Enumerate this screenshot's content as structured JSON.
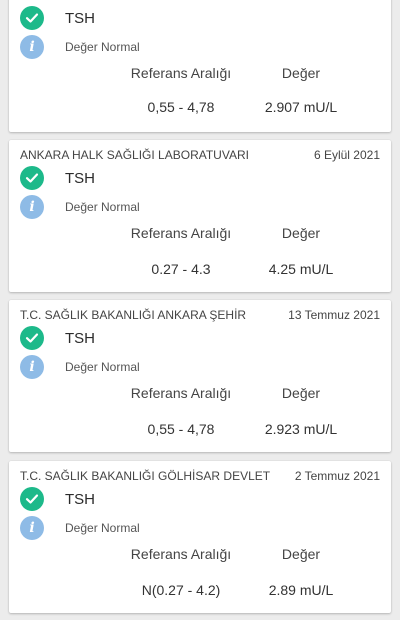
{
  "results": [
    {
      "lab": "",
      "date": "",
      "test": "TSH",
      "status": "Değer Normal",
      "range_label": "Referans Aralığı",
      "value_label": "Değer",
      "range": "0,55 - 4,78",
      "value": "2.907 mU/L"
    },
    {
      "lab": "ANKARA HALK SAĞLIĞI LABORATUVARI",
      "date": "6 Eylül 2021",
      "test": "TSH",
      "status": "Değer Normal",
      "range_label": "Referans Aralığı",
      "value_label": "Değer",
      "range": "0.27 - 4.3",
      "value": "4.25 mU/L"
    },
    {
      "lab": "T.C. SAĞLIK BAKANLIĞI ANKARA ŞEHİR",
      "date": "13 Temmuz 2021",
      "test": "TSH",
      "status": "Değer Normal",
      "range_label": "Referans Aralığı",
      "value_label": "Değer",
      "range": "0,55 - 4,78",
      "value": "2.923 mU/L"
    },
    {
      "lab": "T.C. SAĞLIK BAKANLIĞI GÖLHİSAR DEVLET",
      "date": "2 Temmuz 2021",
      "test": "TSH",
      "status": "Değer Normal",
      "range_label": "Referans Aralığı",
      "value_label": "Değer",
      "range": "N(0.27 - 4.2)",
      "value": "2.89 mU/L"
    }
  ],
  "colors": {
    "check": "#1db98a",
    "info": "#8ebbe6",
    "background": "#ececec",
    "card": "#ffffff"
  },
  "icons": {
    "status": "check-circle-icon",
    "info": "info-icon"
  }
}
————
_Given exercise:_
Please set down each line of the data above exactly as written, without the pictures.

_Complete response:_
Enumerate this screenshot's content as structured JSON.
{
  "results": [
    {
      "lab": "",
      "date": "",
      "test": "TSH",
      "status": "Değer Normal",
      "range_label": "Referans Aralığı",
      "value_label": "Değer",
      "range": "0,55 - 4,78",
      "value": "2.907 mU/L"
    },
    {
      "lab": "ANKARA HALK SAĞLIĞI LABORATUVARI",
      "date": "6 Eylül 2021",
      "test": "TSH",
      "status": "Değer Normal",
      "range_label": "Referans Aralığı",
      "value_label": "Değer",
      "range": "0.27 - 4.3",
      "value": "4.25 mU/L"
    },
    {
      "lab": "T.C. SAĞLIK BAKANLIĞI ANKARA ŞEHİR",
      "date": "13 Temmuz 2021",
      "test": "TSH",
      "status": "Değer Normal",
      "range_label": "Referans Aralığı",
      "value_label": "Değer",
      "range": "0,55 - 4,78",
      "value": "2.923 mU/L"
    },
    {
      "lab": "T.C. SAĞLIK BAKANLIĞI GÖLHİSAR DEVLET",
      "date": "2 Temmuz 2021",
      "test": "TSH",
      "status": "Değer Normal",
      "range_label": "Referans Aralığı",
      "value_label": "Değer",
      "range": "N(0.27 - 4.2)",
      "value": "2.89 mU/L"
    }
  ],
  "colors": {
    "check": "#1db98a",
    "info": "#8ebbe6",
    "background": "#ececec",
    "card": "#ffffff"
  },
  "icons": {
    "status": "check-circle-icon",
    "info": "info-icon"
  }
}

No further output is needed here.